### Requirement
Restate the listing that follows word for word, without its pictures.

+++ Records to process

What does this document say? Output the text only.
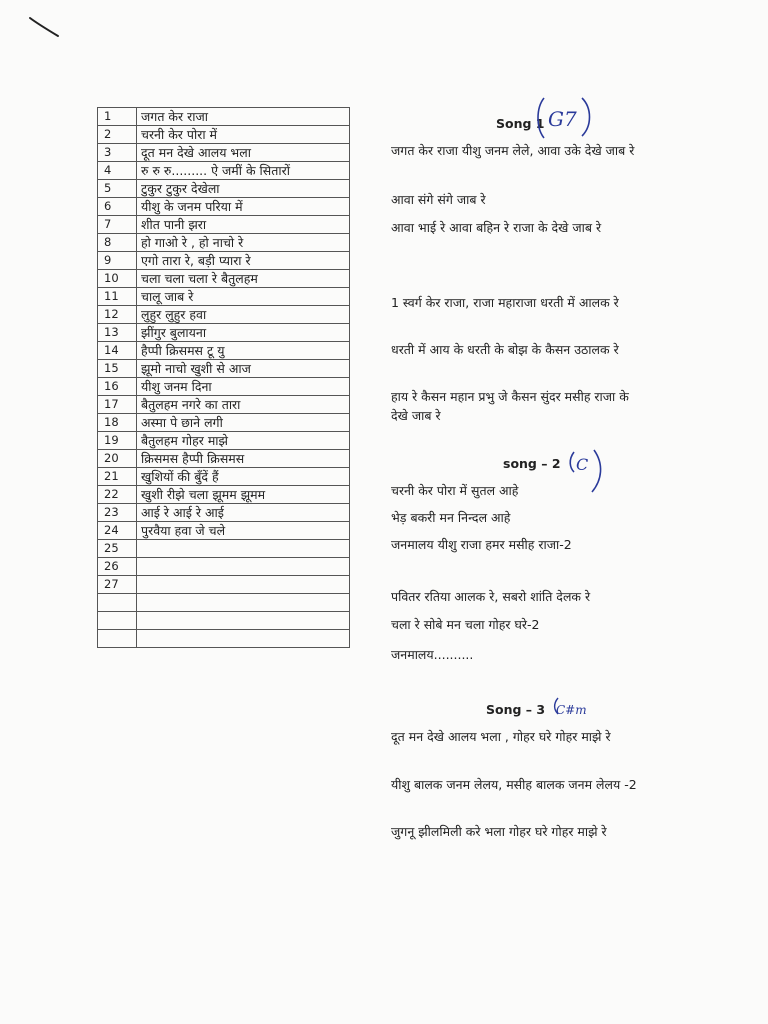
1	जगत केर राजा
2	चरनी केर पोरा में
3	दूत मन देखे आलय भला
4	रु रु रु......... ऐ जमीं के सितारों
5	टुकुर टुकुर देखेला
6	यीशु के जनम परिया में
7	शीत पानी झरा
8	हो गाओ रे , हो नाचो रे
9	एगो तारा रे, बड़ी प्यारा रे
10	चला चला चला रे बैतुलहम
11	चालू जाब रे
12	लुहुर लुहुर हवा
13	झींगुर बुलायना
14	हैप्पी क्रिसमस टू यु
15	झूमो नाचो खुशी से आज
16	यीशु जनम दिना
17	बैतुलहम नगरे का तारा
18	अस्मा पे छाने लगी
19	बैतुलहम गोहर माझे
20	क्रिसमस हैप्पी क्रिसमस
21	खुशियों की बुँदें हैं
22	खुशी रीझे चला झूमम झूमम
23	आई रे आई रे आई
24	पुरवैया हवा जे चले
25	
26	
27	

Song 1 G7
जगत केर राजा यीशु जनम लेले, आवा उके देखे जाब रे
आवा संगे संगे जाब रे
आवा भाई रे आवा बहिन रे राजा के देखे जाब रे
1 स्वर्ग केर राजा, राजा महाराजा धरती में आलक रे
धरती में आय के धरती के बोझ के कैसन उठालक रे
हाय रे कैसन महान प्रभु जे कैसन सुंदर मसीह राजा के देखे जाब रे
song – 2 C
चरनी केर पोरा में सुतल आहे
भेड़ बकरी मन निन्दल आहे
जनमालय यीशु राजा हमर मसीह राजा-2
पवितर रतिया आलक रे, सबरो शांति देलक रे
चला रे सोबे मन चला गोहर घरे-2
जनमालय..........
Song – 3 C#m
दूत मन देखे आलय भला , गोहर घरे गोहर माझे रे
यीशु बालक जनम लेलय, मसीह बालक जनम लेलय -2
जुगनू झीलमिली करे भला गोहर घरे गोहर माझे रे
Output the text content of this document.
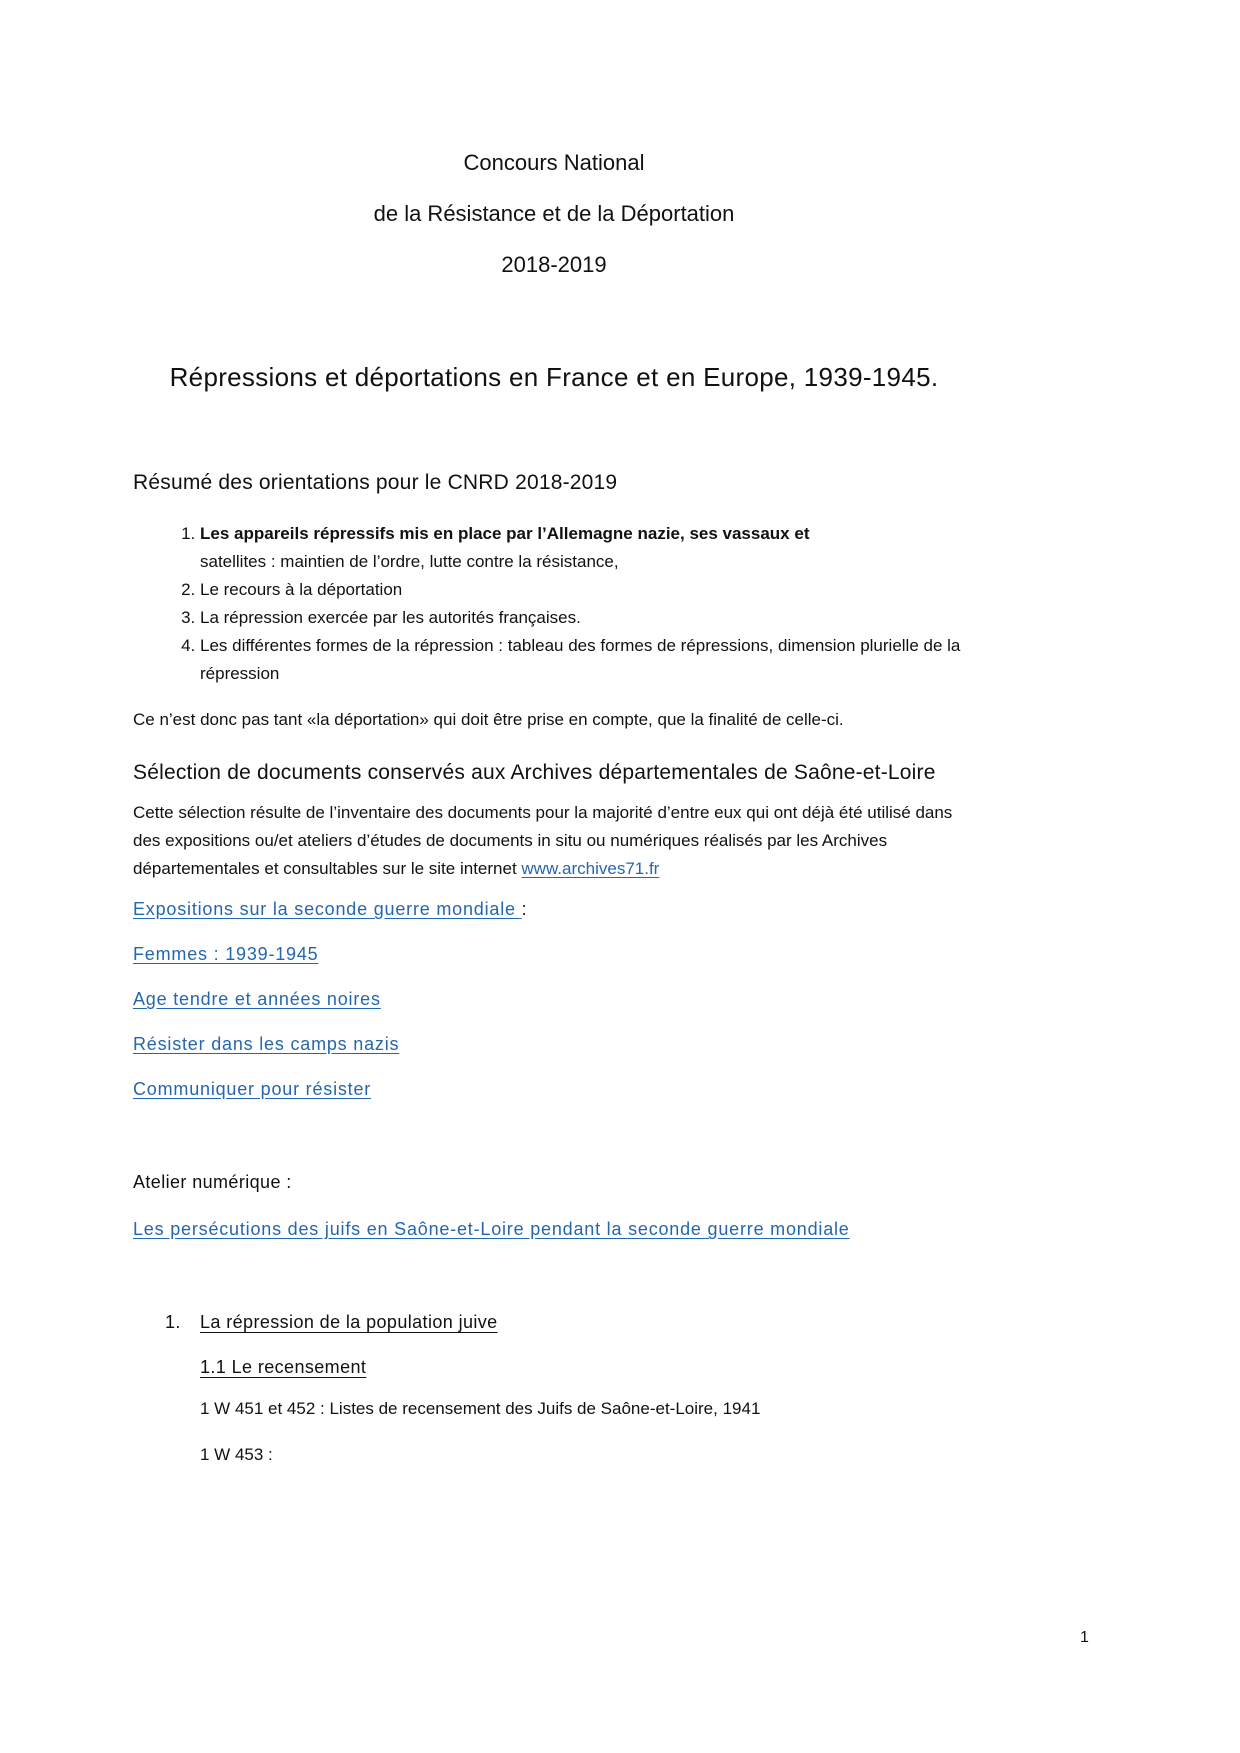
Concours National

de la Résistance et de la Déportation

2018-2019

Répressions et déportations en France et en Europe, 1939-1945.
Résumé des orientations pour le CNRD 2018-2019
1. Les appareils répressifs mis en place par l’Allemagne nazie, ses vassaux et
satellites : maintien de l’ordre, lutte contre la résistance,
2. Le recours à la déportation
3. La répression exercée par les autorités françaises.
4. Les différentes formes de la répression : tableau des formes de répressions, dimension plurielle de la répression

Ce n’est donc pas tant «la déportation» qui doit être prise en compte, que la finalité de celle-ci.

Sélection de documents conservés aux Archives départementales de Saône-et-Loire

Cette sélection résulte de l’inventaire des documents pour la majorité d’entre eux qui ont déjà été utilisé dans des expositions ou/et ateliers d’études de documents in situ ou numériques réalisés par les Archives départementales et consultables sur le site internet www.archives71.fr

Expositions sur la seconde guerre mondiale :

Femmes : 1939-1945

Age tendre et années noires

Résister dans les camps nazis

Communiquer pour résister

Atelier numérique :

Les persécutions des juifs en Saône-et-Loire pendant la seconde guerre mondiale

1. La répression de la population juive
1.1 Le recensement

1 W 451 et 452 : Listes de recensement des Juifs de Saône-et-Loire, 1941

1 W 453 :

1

++++++

### Response
What does this document say? Output the text only.
1	जगत केर राजा
2	चरनी केर पोरा में
3	दूत मन देखे आलय भला
4	रु रु रु......... ऐ जमीं के सितारों
5	टुकुर टुकुर देखेला
6	यीशु के जनम परिया में
7	शीत पानी झरा
8	हो गाओ रे , हो नाचो रे
9	एगो तारा रे, बड़ी प्यारा रे
10	चला चला चला रे बैतुलहम
11	चालू जाब रे
12	लुहुर लुहुर हवा
13	झींगुर बुलायना
14	हैप्पी क्रिसमस टू यु
15	झूमो नाचो खुशी से आज
16	यीशु जनम दिना
17	बैतुलहम नगरे का तारा
18	अस्मा पे छाने लगी
19	बैतुलहम गोहर माझे
20	क्रिसमस हैप्पी क्रिसमस
21	खुशियों की बुँदें हैं
22	खुशी रीझे चला झूमम झूमम
23	आई रे आई रे आई
24	पुरवैया हवा जे चले
25	
26	
27	

Song 1 G7
जगत केर राजा यीशु जनम लेले, आवा उके देखे जाब रे
आवा संगे संगे जाब रे
आवा भाई रे आवा बहिन रे राजा के देखे जाब रे
1 स्वर्ग केर राजा, राजा महाराजा धरती में आलक रे
धरती में आय के धरती के बोझ के कैसन उठालक रे
हाय रे कैसन महान प्रभु जे कैसन सुंदर मसीह राजा के देखे जाब रे
song – 2 C
चरनी केर पोरा में सुतल आहे
भेड़ बकरी मन निन्दल आहे
जनमालय यीशु राजा हमर मसीह राजा-2
पवितर रतिया आलक रे, सबरो शांति देलक रे
चला रे सोबे मन चला गोहर घरे-2
जनमालय..........
Song – 3 C#m
दूत मन देखे आलय भला , गोहर घरे गोहर माझे रे
यीशु बालक जनम लेलय, मसीह बालक जनम लेलय -2
जुगनू झीलमिली करे भला गोहर घरे गोहर माझे रे
Output the text content of this document.
Concours National

de la Résistance et de la Déportation

2018-2019

Répressions et déportations en France et en Europe, 1939-1945.
Résumé des orientations pour le CNRD 2018-2019
1. Les appareils répressifs mis en place par l’Allemagne nazie, ses vassaux et
satellites : maintien de l’ordre, lutte contre la résistance,
2. Le recours à la déportation
3. La répression exercée par les autorités françaises.
4. Les différentes formes de la répression : tableau des formes de répressions, dimension plurielle de la répression

Ce n’est donc pas tant «la déportation» qui doit être prise en compte, que la finalité de celle-ci.

Sélection de documents conservés aux Archives départementales de Saône-et-Loire

Cette sélection résulte de l’inventaire des documents pour la majorité d’entre eux qui ont déjà été utilisé dans des expositions ou/et ateliers d’études de documents in situ ou numériques réalisés par les Archives départementales et consultables sur le site internet www.archives71.fr

Expositions sur la seconde guerre mondiale :

Femmes : 1939-1945

Age tendre et années noires

Résister dans les camps nazis

Communiquer pour résister

Atelier numérique :

Les persécutions des juifs en Saône-et-Loire pendant la seconde guerre mondiale

1. La répression de la population juive
1.1 Le recensement

1 W 451 et 452 : Listes de recensement des Juifs de Saône-et-Loire, 1941

1 W 453 :

1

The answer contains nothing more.